#### [EXERCISE PROMPT]
Return the listing below verbatim. Pictures do not belong in the copy.
[Start of DATASET]
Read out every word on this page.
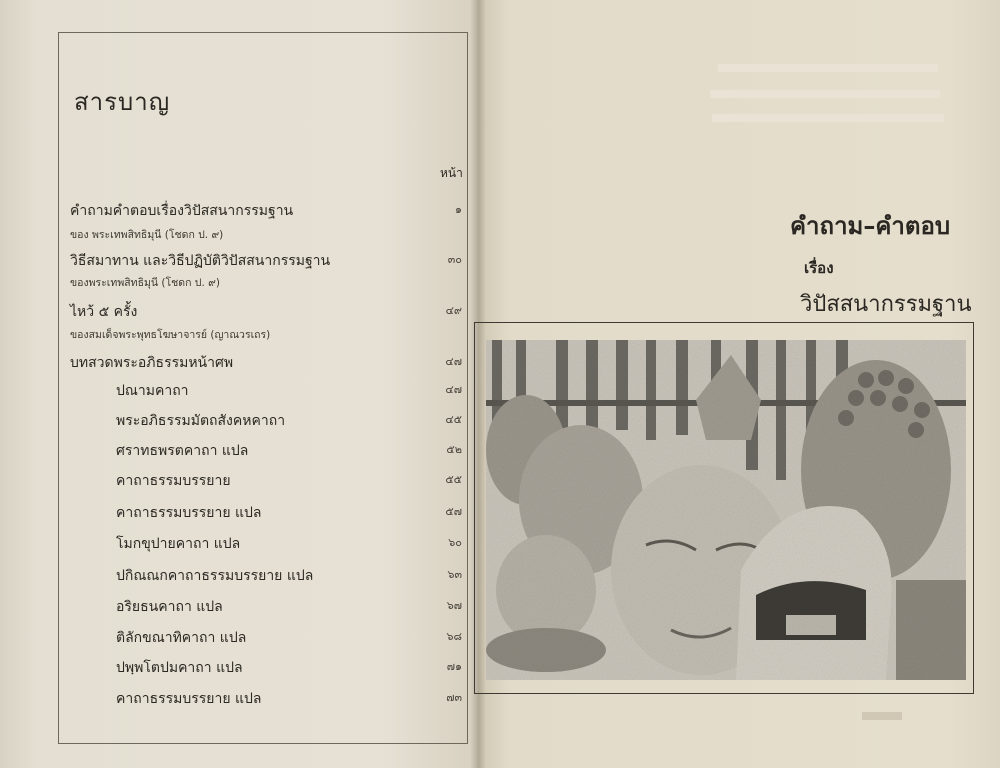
สารบาญ
หน้า
คำถามคำตอบเรื่องวิปัสสนากรรมฐาน	๑
ของ พระเทพสิทธิมุนี (โชดก ป. ๙)
วิธีสมาทาน และวิธีปฏิบัติวิปัสสนากรรมฐาน	๓๐
ของพระเทพสิทธิมุนี (โชดก ป. ๙)
ไหว้ ๕ ครั้ง	๔๙
ของสมเด็จพระพุทธโฆษาจารย์ (ญาณวรเถร)
บทสวดพระอภิธรรมหน้าศพ	๔๗
ปณามคาถา	๔๗
พระอภิธรรมมัตถสังคหคาถา	๔๕
ศราทธพรตคาถา แปล	๕๒
คาถาธรรมบรรยาย	๕๕
คาถาธรรมบรรยาย แปล	๕๗
โมกขุปายคาถา แปล	๖๐
ปกิณณกคาถาธรรมบรรยาย แปล	๖๓
อริยธนคาถา แปล	๖๗
ติลักขณาทิคาถา แปล	๖๘
ปพฺพโตปมคาถา แปล	๗๑
คาถาธรรมบรรยาย แปล	๗๓
คำถาม–คำตอบ
เรื่อง
วิปัสสนากรรมฐาน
[End of DATASET]
#### [THE OUTPUT]
Read out every word on this page.
สารบาญ
หน้า
คำถามคำตอบเรื่องวิปัสสนากรรมฐาน	๑
ของ พระเทพสิทธิมุนี (โชดก ป. ๙)
วิธีสมาทาน และวิธีปฏิบัติวิปัสสนากรรมฐาน	๓๐
ของพระเทพสิทธิมุนี (โชดก ป. ๙)
ไหว้ ๕ ครั้ง	๔๙
ของสมเด็จพระพุทธโฆษาจารย์ (ญาณวรเถร)
บทสวดพระอภิธรรมหน้าศพ	๔๗
ปณามคาถา	๔๗
พระอภิธรรมมัตถสังคหคาถา	๔๕
ศราทธพรตคาถา แปล	๕๒
คาถาธรรมบรรยาย	๕๕
คาถาธรรมบรรยาย แปล	๕๗
โมกขุปายคาถา แปล	๖๐
ปกิณณกคาถาธรรมบรรยาย แปล	๖๓
อริยธนคาถา แปล	๖๗
ติลักขณาทิคาถา แปล	๖๘
ปพฺพโตปมคาถา แปล	๗๑
คาถาธรรมบรรยาย แปล	๗๓
คำถาม–คำตอบ
เรื่อง
วิปัสสนากรรมฐาน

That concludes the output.